Dataset records on visual material:
==========

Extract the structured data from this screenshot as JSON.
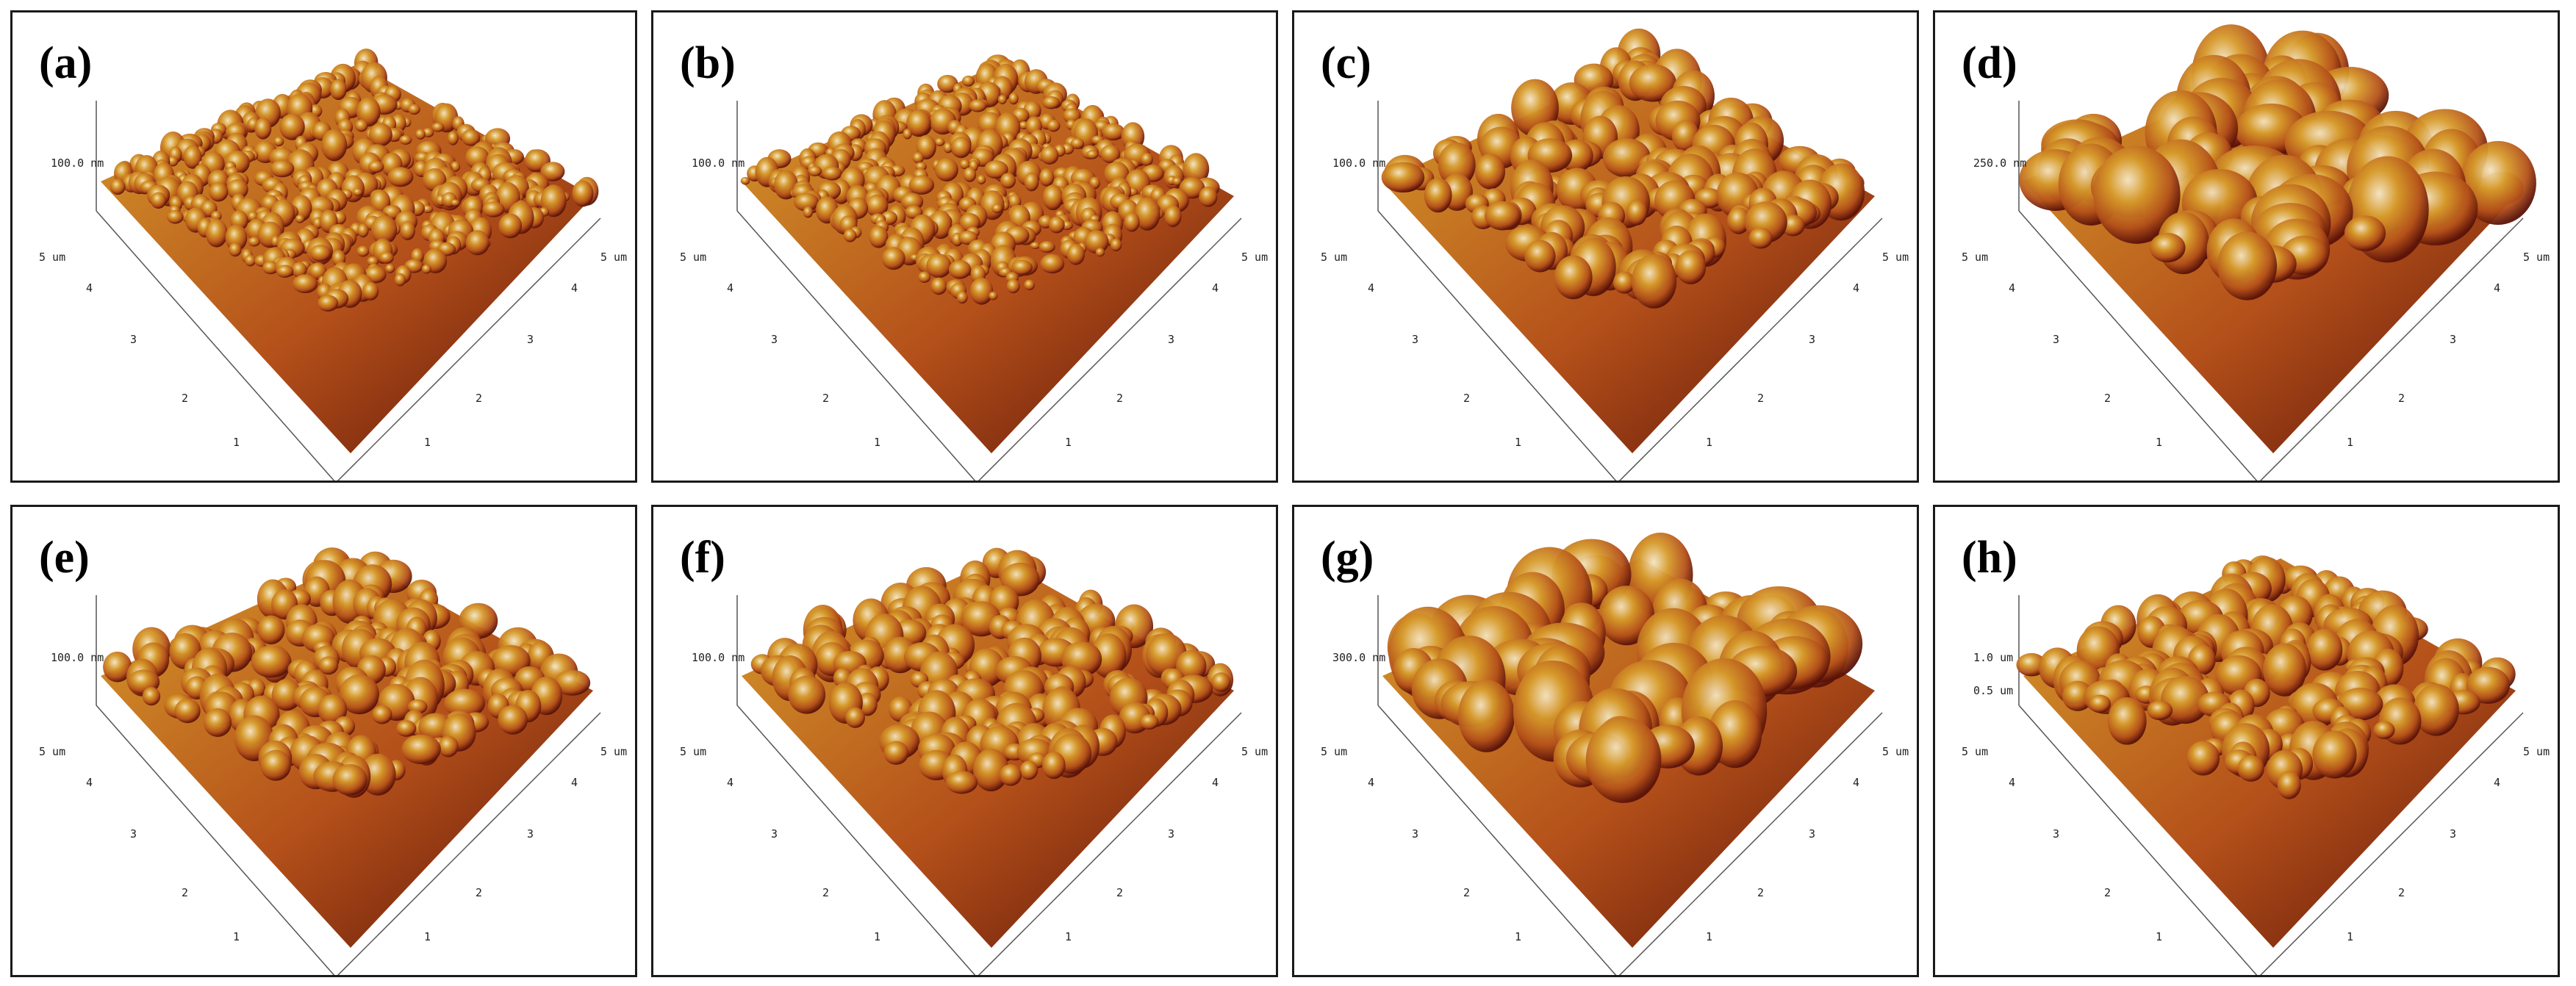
{
  "panels": [
    {
      "label": "(a)",
      "z_label": "100.0 nm",
      "x_label": "5 um",
      "y_label": "5 um",
      "ticks_left": [
        "4",
        "3",
        "2",
        "1"
      ],
      "ticks_right": [
        "4",
        "3",
        "2",
        "1"
      ],
      "surface": "fine",
      "seed": 3
    },
    {
      "label": "(b)",
      "z_label": "100.0 nm",
      "x_label": "5 um",
      "y_label": "5 um",
      "ticks_left": [
        "4",
        "3",
        "2",
        "1"
      ],
      "ticks_right": [
        "4",
        "3",
        "2",
        "1"
      ],
      "surface": "fine",
      "seed": 7
    },
    {
      "label": "(c)",
      "z_label": "100.0 nm",
      "x_label": "5 um",
      "y_label": "5 um",
      "ticks_left": [
        "4",
        "3",
        "2",
        "1"
      ],
      "ticks_right": [
        "4",
        "3",
        "2",
        "1"
      ],
      "surface": "medium",
      "seed": 11
    },
    {
      "label": "(d)",
      "z_label": "250.0 nm",
      "x_label": "5 um",
      "y_label": "5 um",
      "ticks_left": [
        "4",
        "3",
        "2",
        "1"
      ],
      "ticks_right": [
        "4",
        "3",
        "2",
        "1"
      ],
      "surface": "coarse",
      "seed": 19
    },
    {
      "label": "(e)",
      "z_label": "100.0 nm",
      "x_label": "5 um",
      "y_label": "5 um",
      "ticks_left": [
        "4",
        "3",
        "2",
        "1"
      ],
      "ticks_right": [
        "4",
        "3",
        "2",
        "1"
      ],
      "surface": "bumpy",
      "seed": 23
    },
    {
      "label": "(f)",
      "z_label": "100.0 nm",
      "x_label": "5 um",
      "y_label": "5 um",
      "ticks_left": [
        "4",
        "3",
        "2",
        "1"
      ],
      "ticks_right": [
        "4",
        "3",
        "2",
        "1"
      ],
      "surface": "bumpy",
      "seed": 29
    },
    {
      "label": "(g)",
      "z_label": "300.0 nm",
      "x_label": "5 um",
      "y_label": "5 um",
      "ticks_left": [
        "4",
        "3",
        "2",
        "1"
      ],
      "ticks_right": [
        "4",
        "3",
        "2",
        "1"
      ],
      "surface": "coarse",
      "seed": 31
    },
    {
      "label": "(h)",
      "z_label": "1.0 um",
      "z_label_2": "0.5 um",
      "x_label": "5 um",
      "y_label": "5 um",
      "ticks_left": [
        "4",
        "3",
        "2",
        "1"
      ],
      "ticks_right": [
        "4",
        "3",
        "2",
        "1"
      ],
      "surface": "medium",
      "seed": 37
    }
  ],
  "colors": {
    "dark": "#5a1208",
    "mid": "#b4501a",
    "gold": "#d69a2a",
    "highlight": "#f3e4c4",
    "axis": "#555555"
  }
}
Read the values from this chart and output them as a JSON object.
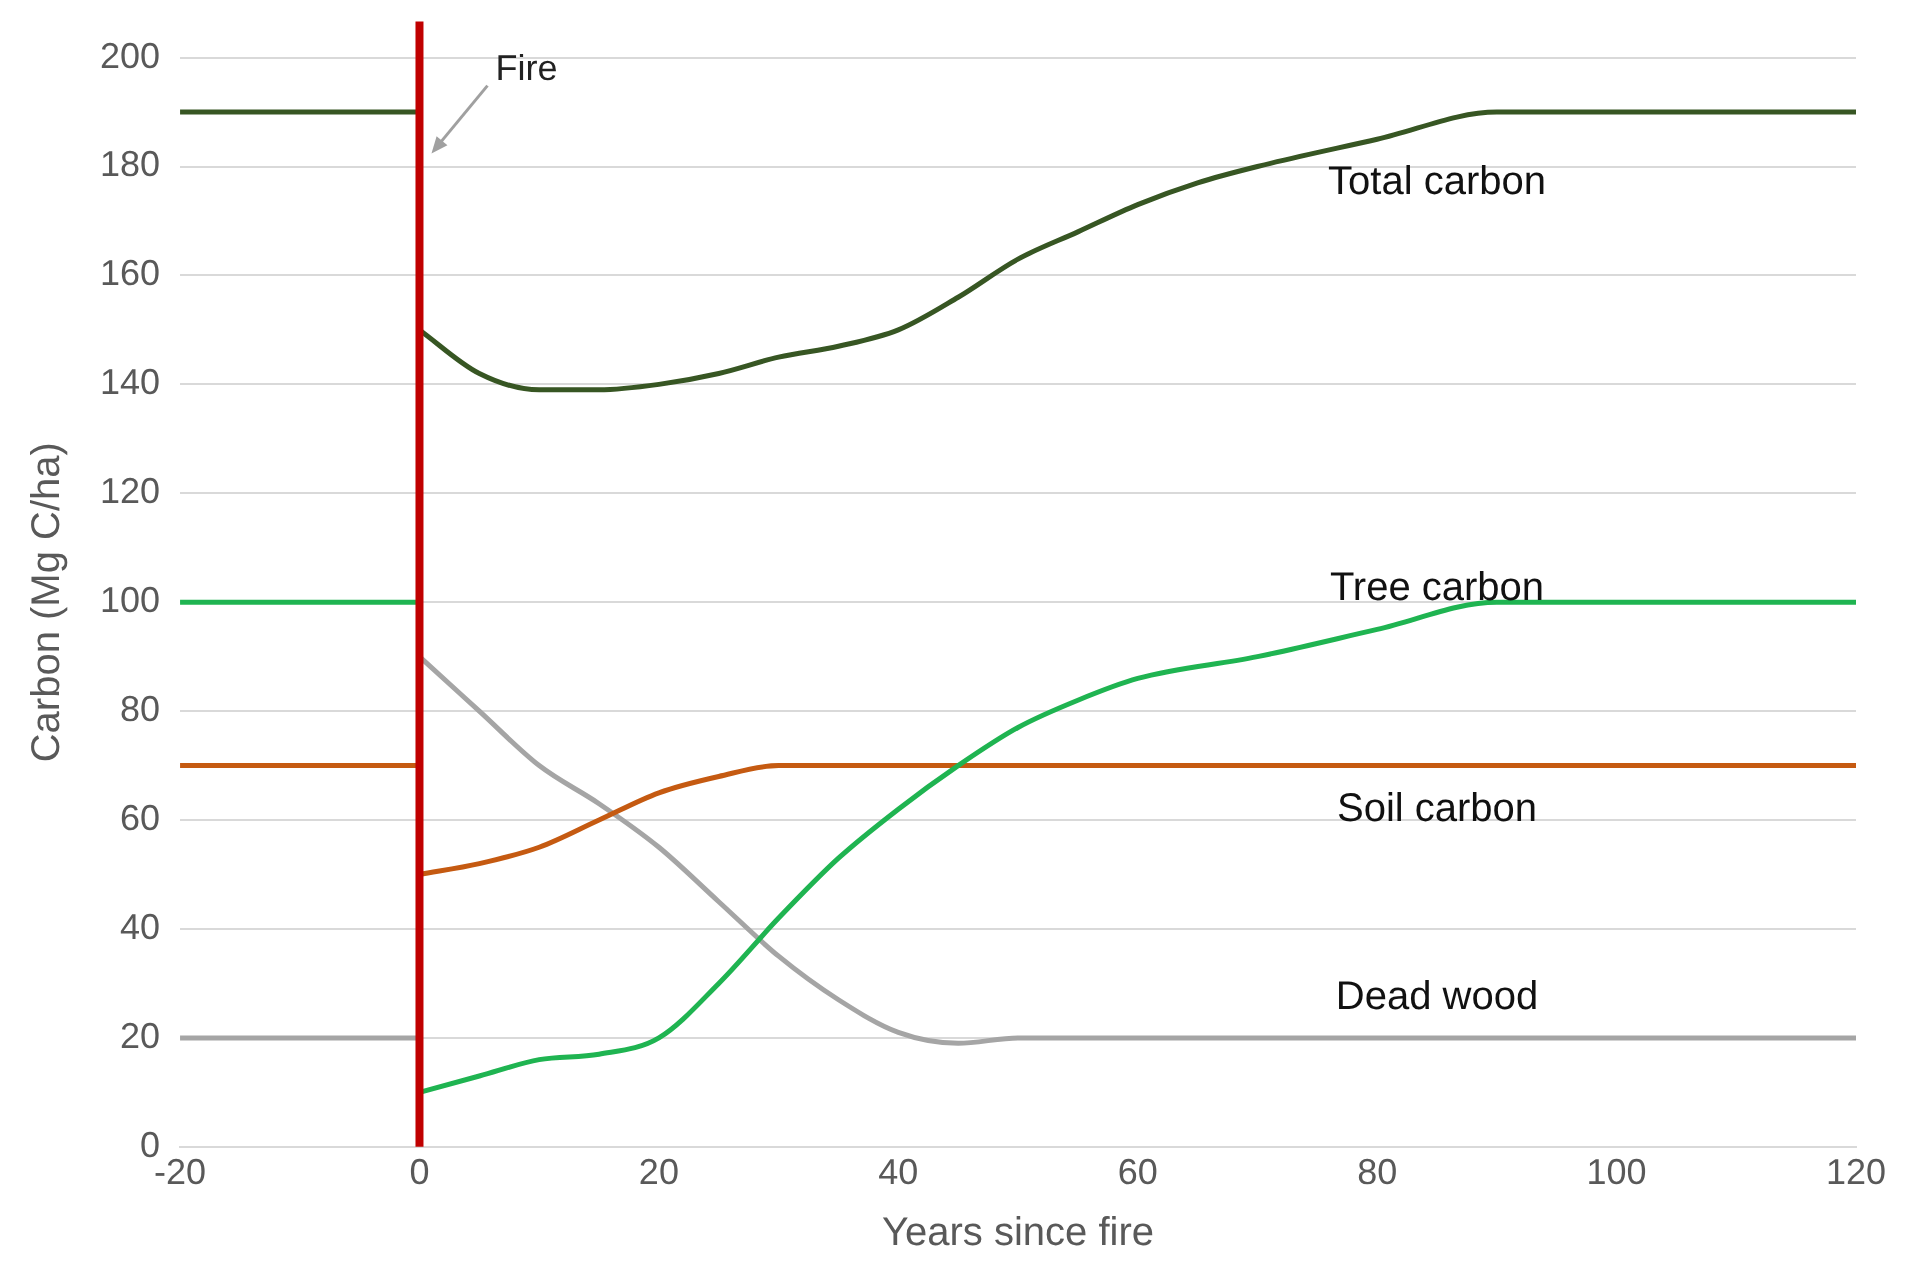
{
  "chart_data": {
    "type": "line",
    "xlabel": "Years since fire",
    "ylabel": "Carbon (Mg C/ha)",
    "xlim": [
      -20,
      120
    ],
    "xticks": [
      -20,
      0,
      20,
      40,
      60,
      80,
      100,
      120
    ],
    "ylim": [
      0,
      200
    ],
    "yticks": [
      0,
      20,
      40,
      60,
      80,
      100,
      120,
      140,
      160,
      180,
      200
    ],
    "grid": "y",
    "legend": false,
    "ref_lines": [
      {
        "axis": "x",
        "value": 0,
        "label": "Fire",
        "color": "#c00000"
      }
    ],
    "series": [
      {
        "color": "#375623",
        "x": [
          -20,
          0
        ],
        "values": [
          190,
          190
        ]
      },
      {
        "name": "Total carbon",
        "color": "#375623",
        "x": [
          0,
          5,
          10,
          15,
          20,
          25,
          30,
          35,
          40,
          45,
          50,
          55,
          60,
          65,
          70,
          80,
          90,
          100,
          120
        ],
        "values": [
          150,
          142,
          139,
          139,
          140,
          142,
          145,
          147,
          150,
          156,
          163,
          168,
          173,
          177,
          180,
          185,
          190,
          190,
          190
        ]
      },
      {
        "color": "#1fb451",
        "x": [
          -20,
          0
        ],
        "values": [
          100,
          100
        ]
      },
      {
        "name": "Tree carbon",
        "color": "#1fb451",
        "x": [
          0,
          5,
          10,
          15,
          20,
          25,
          30,
          35,
          40,
          45,
          50,
          55,
          60,
          70,
          80,
          90,
          100,
          120
        ],
        "values": [
          10,
          13,
          16,
          17,
          20,
          30,
          42,
          53,
          62,
          70,
          77,
          82,
          86,
          90,
          95,
          100,
          100,
          100
        ]
      },
      {
        "color": "#c55a11",
        "x": [
          -20,
          0
        ],
        "values": [
          70,
          70
        ]
      },
      {
        "name": "Soil carbon",
        "color": "#c55a11",
        "x": [
          0,
          5,
          10,
          15,
          20,
          25,
          30,
          35,
          120
        ],
        "values": [
          50,
          52,
          55,
          60,
          65,
          68,
          70,
          70,
          70
        ]
      },
      {
        "color": "#a5a5a5",
        "x": [
          -20,
          0
        ],
        "values": [
          20,
          20
        ]
      },
      {
        "name": "Dead wood",
        "color": "#a5a5a5",
        "x": [
          0,
          5,
          10,
          15,
          20,
          25,
          30,
          35,
          40,
          45,
          50,
          120
        ],
        "values": [
          90,
          80,
          70,
          63,
          55,
          45,
          35,
          27,
          21,
          19,
          20,
          20
        ]
      }
    ]
  }
}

==========

▶ GIVEN TASK:
Provide only the count of lines in the material above that hold the word "from".

▶ RESULT FOR THIS EXERCISE:
2